:: Material provided ::

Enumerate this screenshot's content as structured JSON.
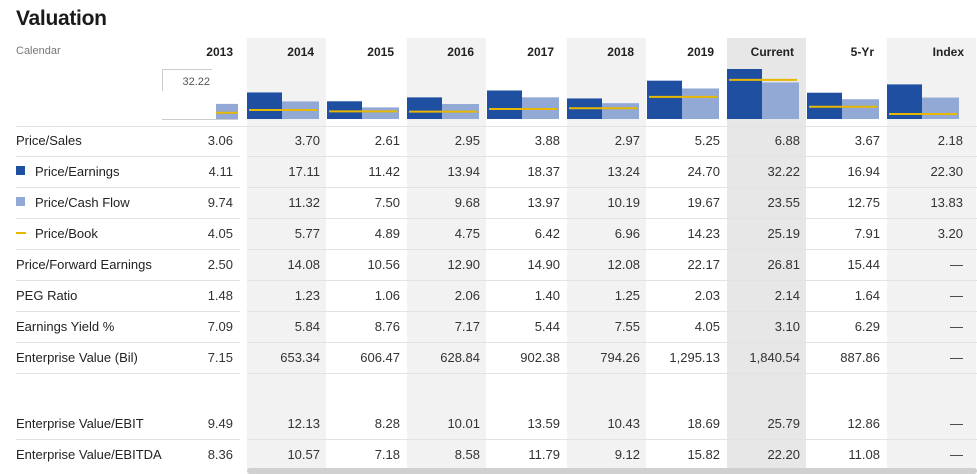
{
  "title": "Valuation",
  "calendar_label": "Calendar",
  "axis_max_label": "32.22",
  "columns": [
    "2013",
    "2014",
    "2015",
    "2016",
    "2017",
    "2018",
    "2019",
    "Current",
    "5-Yr",
    "Index"
  ],
  "rows": [
    {
      "label": "Price/Sales",
      "legend": null,
      "values": [
        "3.06",
        "3.70",
        "2.61",
        "2.95",
        "3.88",
        "2.97",
        "5.25",
        "6.88",
        "3.67",
        "2.18"
      ]
    },
    {
      "label": "Price/Earnings",
      "legend": "square-dark",
      "values": [
        "4.11",
        "17.11",
        "11.42",
        "13.94",
        "18.37",
        "13.24",
        "24.70",
        "32.22",
        "16.94",
        "22.30"
      ]
    },
    {
      "label": "Price/Cash Flow",
      "legend": "square-light",
      "values": [
        "9.74",
        "11.32",
        "7.50",
        "9.68",
        "13.97",
        "10.19",
        "19.67",
        "23.55",
        "12.75",
        "13.83"
      ]
    },
    {
      "label": "Price/Book",
      "legend": "line-gold",
      "values": [
        "4.05",
        "5.77",
        "4.89",
        "4.75",
        "6.42",
        "6.96",
        "14.23",
        "25.19",
        "7.91",
        "3.20"
      ]
    },
    {
      "label": "Price/Forward Earnings",
      "legend": null,
      "values": [
        "2.50",
        "14.08",
        "10.56",
        "12.90",
        "14.90",
        "12.08",
        "22.17",
        "26.81",
        "15.44",
        "—"
      ]
    },
    {
      "label": "PEG Ratio",
      "legend": null,
      "values": [
        "1.48",
        "1.23",
        "1.06",
        "2.06",
        "1.40",
        "1.25",
        "2.03",
        "2.14",
        "1.64",
        "—"
      ]
    },
    {
      "label": "Earnings Yield %",
      "legend": null,
      "values": [
        "7.09",
        "5.84",
        "8.76",
        "7.17",
        "5.44",
        "7.55",
        "4.05",
        "3.10",
        "6.29",
        "—"
      ]
    },
    {
      "label": "Enterprise Value (Bil)",
      "legend": null,
      "values": [
        "7.15",
        "653.34",
        "606.47",
        "628.84",
        "902.38",
        "794.26",
        "1,295.13",
        "1,840.54",
        "887.86",
        "—"
      ]
    },
    {
      "label": "Enterprise Value/EBIT",
      "legend": null,
      "values": [
        "9.49",
        "12.13",
        "8.28",
        "10.01",
        "13.59",
        "10.43",
        "18.69",
        "25.79",
        "12.86",
        "—"
      ]
    },
    {
      "label": "Enterprise Value/EBITDA",
      "legend": null,
      "values": [
        "8.36",
        "10.57",
        "7.18",
        "8.58",
        "11.79",
        "9.12",
        "15.82",
        "22.20",
        "11.08",
        "—"
      ]
    }
  ],
  "colors": {
    "dark_bar": "#1f4fa0",
    "light_bar": "#91a9d4",
    "gold_line": "#e8b800",
    "shade": "#f2f2f2",
    "current_shade": "#e7e7e7"
  },
  "chart_data": {
    "type": "bar",
    "categories": [
      "2013",
      "2014",
      "2015",
      "2016",
      "2017",
      "2018",
      "2019",
      "Current",
      "5-Yr",
      "Index"
    ],
    "ylim": [
      0,
      32.22
    ],
    "series": [
      {
        "name": "Price/Earnings",
        "style": "bar",
        "values": [
          4.11,
          17.11,
          11.42,
          13.94,
          18.37,
          13.24,
          24.7,
          32.22,
          16.94,
          22.3
        ]
      },
      {
        "name": "Price/Cash Flow",
        "style": "bar",
        "values": [
          9.74,
          11.32,
          7.5,
          9.68,
          13.97,
          10.19,
          19.67,
          23.55,
          12.75,
          13.83
        ]
      },
      {
        "name": "Price/Book",
        "style": "line",
        "values": [
          4.05,
          5.77,
          4.89,
          4.75,
          6.42,
          6.96,
          14.23,
          25.19,
          7.91,
          3.2
        ]
      }
    ]
  }
}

:::

_What to work on_
In this exercise, set down all of the data exactly, without the pictures.

_Answer for the task_
Enumerate this screenshot's content as structured JSON.
{
  "title": "Valuation",
  "calendar_label": "Calendar",
  "axis_max_label": "32.22",
  "columns": [
    "2013",
    "2014",
    "2015",
    "2016",
    "2017",
    "2018",
    "2019",
    "Current",
    "5-Yr",
    "Index"
  ],
  "rows": [
    {
      "label": "Price/Sales",
      "legend": null,
      "values": [
        "3.06",
        "3.70",
        "2.61",
        "2.95",
        "3.88",
        "2.97",
        "5.25",
        "6.88",
        "3.67",
        "2.18"
      ]
    },
    {
      "label": "Price/Earnings",
      "legend": "square-dark",
      "values": [
        "4.11",
        "17.11",
        "11.42",
        "13.94",
        "18.37",
        "13.24",
        "24.70",
        "32.22",
        "16.94",
        "22.30"
      ]
    },
    {
      "label": "Price/Cash Flow",
      "legend": "square-light",
      "values": [
        "9.74",
        "11.32",
        "7.50",
        "9.68",
        "13.97",
        "10.19",
        "19.67",
        "23.55",
        "12.75",
        "13.83"
      ]
    },
    {
      "label": "Price/Book",
      "legend": "line-gold",
      "values": [
        "4.05",
        "5.77",
        "4.89",
        "4.75",
        "6.42",
        "6.96",
        "14.23",
        "25.19",
        "7.91",
        "3.20"
      ]
    },
    {
      "label": "Price/Forward Earnings",
      "legend": null,
      "values": [
        "2.50",
        "14.08",
        "10.56",
        "12.90",
        "14.90",
        "12.08",
        "22.17",
        "26.81",
        "15.44",
        "—"
      ]
    },
    {
      "label": "PEG Ratio",
      "legend": null,
      "values": [
        "1.48",
        "1.23",
        "1.06",
        "2.06",
        "1.40",
        "1.25",
        "2.03",
        "2.14",
        "1.64",
        "—"
      ]
    },
    {
      "label": "Earnings Yield %",
      "legend": null,
      "values": [
        "7.09",
        "5.84",
        "8.76",
        "7.17",
        "5.44",
        "7.55",
        "4.05",
        "3.10",
        "6.29",
        "—"
      ]
    },
    {
      "label": "Enterprise Value (Bil)",
      "legend": null,
      "values": [
        "7.15",
        "653.34",
        "606.47",
        "628.84",
        "902.38",
        "794.26",
        "1,295.13",
        "1,840.54",
        "887.86",
        "—"
      ]
    },
    {
      "label": "Enterprise Value/EBIT",
      "legend": null,
      "values": [
        "9.49",
        "12.13",
        "8.28",
        "10.01",
        "13.59",
        "10.43",
        "18.69",
        "25.79",
        "12.86",
        "—"
      ]
    },
    {
      "label": "Enterprise Value/EBITDA",
      "legend": null,
      "values": [
        "8.36",
        "10.57",
        "7.18",
        "8.58",
        "11.79",
        "9.12",
        "15.82",
        "22.20",
        "11.08",
        "—"
      ]
    }
  ],
  "colors": {
    "dark_bar": "#1f4fa0",
    "light_bar": "#91a9d4",
    "gold_line": "#e8b800",
    "shade": "#f2f2f2",
    "current_shade": "#e7e7e7"
  },
  "chart_data": {
    "type": "bar",
    "categories": [
      "2013",
      "2014",
      "2015",
      "2016",
      "2017",
      "2018",
      "2019",
      "Current",
      "5-Yr",
      "Index"
    ],
    "ylim": [
      0,
      32.22
    ],
    "series": [
      {
        "name": "Price/Earnings",
        "style": "bar",
        "values": [
          4.11,
          17.11,
          11.42,
          13.94,
          18.37,
          13.24,
          24.7,
          32.22,
          16.94,
          22.3
        ]
      },
      {
        "name": "Price/Cash Flow",
        "style": "bar",
        "values": [
          9.74,
          11.32,
          7.5,
          9.68,
          13.97,
          10.19,
          19.67,
          23.55,
          12.75,
          13.83
        ]
      },
      {
        "name": "Price/Book",
        "style": "line",
        "values": [
          4.05,
          5.77,
          4.89,
          4.75,
          6.42,
          6.96,
          14.23,
          25.19,
          7.91,
          3.2
        ]
      }
    ]
  }
}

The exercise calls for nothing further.